THE EXERCISE - The data below needs to be returned exactly, line for line.

RECORDS FOR THE EXERCISE -
....

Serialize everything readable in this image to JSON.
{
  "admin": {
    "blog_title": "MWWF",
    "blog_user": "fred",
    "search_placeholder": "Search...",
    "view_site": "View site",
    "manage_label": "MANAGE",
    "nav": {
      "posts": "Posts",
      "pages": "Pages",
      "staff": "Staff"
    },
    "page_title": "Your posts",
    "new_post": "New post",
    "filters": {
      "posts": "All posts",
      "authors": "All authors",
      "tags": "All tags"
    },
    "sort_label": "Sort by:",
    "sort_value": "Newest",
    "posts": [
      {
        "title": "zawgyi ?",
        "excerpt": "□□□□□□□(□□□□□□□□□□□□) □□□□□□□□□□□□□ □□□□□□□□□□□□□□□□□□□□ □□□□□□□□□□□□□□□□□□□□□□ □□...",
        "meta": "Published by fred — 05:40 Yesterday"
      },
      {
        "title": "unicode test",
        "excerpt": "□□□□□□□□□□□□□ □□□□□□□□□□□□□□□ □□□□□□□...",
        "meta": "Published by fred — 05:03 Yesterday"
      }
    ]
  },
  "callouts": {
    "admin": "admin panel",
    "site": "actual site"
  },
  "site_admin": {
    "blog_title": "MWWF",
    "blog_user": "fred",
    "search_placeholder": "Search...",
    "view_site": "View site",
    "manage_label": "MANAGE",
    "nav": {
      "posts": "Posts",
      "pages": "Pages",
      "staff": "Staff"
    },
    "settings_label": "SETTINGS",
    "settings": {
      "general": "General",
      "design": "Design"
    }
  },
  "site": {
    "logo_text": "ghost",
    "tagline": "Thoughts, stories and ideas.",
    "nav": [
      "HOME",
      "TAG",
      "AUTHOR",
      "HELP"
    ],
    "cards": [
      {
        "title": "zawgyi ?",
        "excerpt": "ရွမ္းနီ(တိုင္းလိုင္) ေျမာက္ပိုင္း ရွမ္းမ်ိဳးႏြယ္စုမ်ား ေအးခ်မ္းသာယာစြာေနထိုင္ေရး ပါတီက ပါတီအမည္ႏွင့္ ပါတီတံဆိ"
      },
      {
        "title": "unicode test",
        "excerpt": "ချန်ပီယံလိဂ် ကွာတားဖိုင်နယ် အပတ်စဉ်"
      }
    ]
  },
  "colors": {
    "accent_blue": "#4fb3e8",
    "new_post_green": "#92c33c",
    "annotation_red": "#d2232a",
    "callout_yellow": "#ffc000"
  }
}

....

SOLUTION TO THE PROBLEM -
Serialize everything readable in this image to JSON.
{
  "admin": {
    "blog_title": "MWWF",
    "blog_user": "fred",
    "search_placeholder": "Search...",
    "view_site": "View site",
    "manage_label": "MANAGE",
    "nav": {
      "posts": "Posts",
      "pages": "Pages",
      "staff": "Staff"
    },
    "page_title": "Your posts",
    "new_post": "New post",
    "filters": {
      "posts": "All posts",
      "authors": "All authors",
      "tags": "All tags"
    },
    "sort_label": "Sort by:",
    "sort_value": "Newest",
    "posts": [
      {
        "title": "zawgyi ?",
        "excerpt": "□□□□□□□(□□□□□□□□□□□□) □□□□□□□□□□□□□ □□□□□□□□□□□□□□□□□□□□ □□□□□□□□□□□□□□□□□□□□□□ □□...",
        "meta": "Published by fred — 05:40 Yesterday"
      },
      {
        "title": "unicode test",
        "excerpt": "□□□□□□□□□□□□□ □□□□□□□□□□□□□□□ □□□□□□□...",
        "meta": "Published by fred — 05:03 Yesterday"
      }
    ]
  },
  "callouts": {
    "admin": "admin panel",
    "site": "actual site"
  },
  "site_admin": {
    "blog_title": "MWWF",
    "blog_user": "fred",
    "search_placeholder": "Search...",
    "view_site": "View site",
    "manage_label": "MANAGE",
    "nav": {
      "posts": "Posts",
      "pages": "Pages",
      "staff": "Staff"
    },
    "settings_label": "SETTINGS",
    "settings": {
      "general": "General",
      "design": "Design"
    }
  },
  "site": {
    "logo_text": "ghost",
    "tagline": "Thoughts, stories and ideas.",
    "nav": [
      "HOME",
      "TAG",
      "AUTHOR",
      "HELP"
    ],
    "cards": [
      {
        "title": "zawgyi ?",
        "excerpt": "ရွမ္းနီ(တိုင္းလိုင္) ေျမာက္ပိုင္း ရွမ္းမ်ိဳးႏြယ္စုမ်ား ေအးခ်မ္းသာယာစြာေနထိုင္ေရး ပါတီက ပါတီအမည္ႏွင့္ ပါတီတံဆိ"
      },
      {
        "title": "unicode test",
        "excerpt": "ချန်ပီယံလိဂ် ကွာတားဖိုင်နယ် အပတ်စဉ်"
      }
    ]
  },
  "colors": {
    "accent_blue": "#4fb3e8",
    "new_post_green": "#92c33c",
    "annotation_red": "#d2232a",
    "callout_yellow": "#ffc000"
  }
}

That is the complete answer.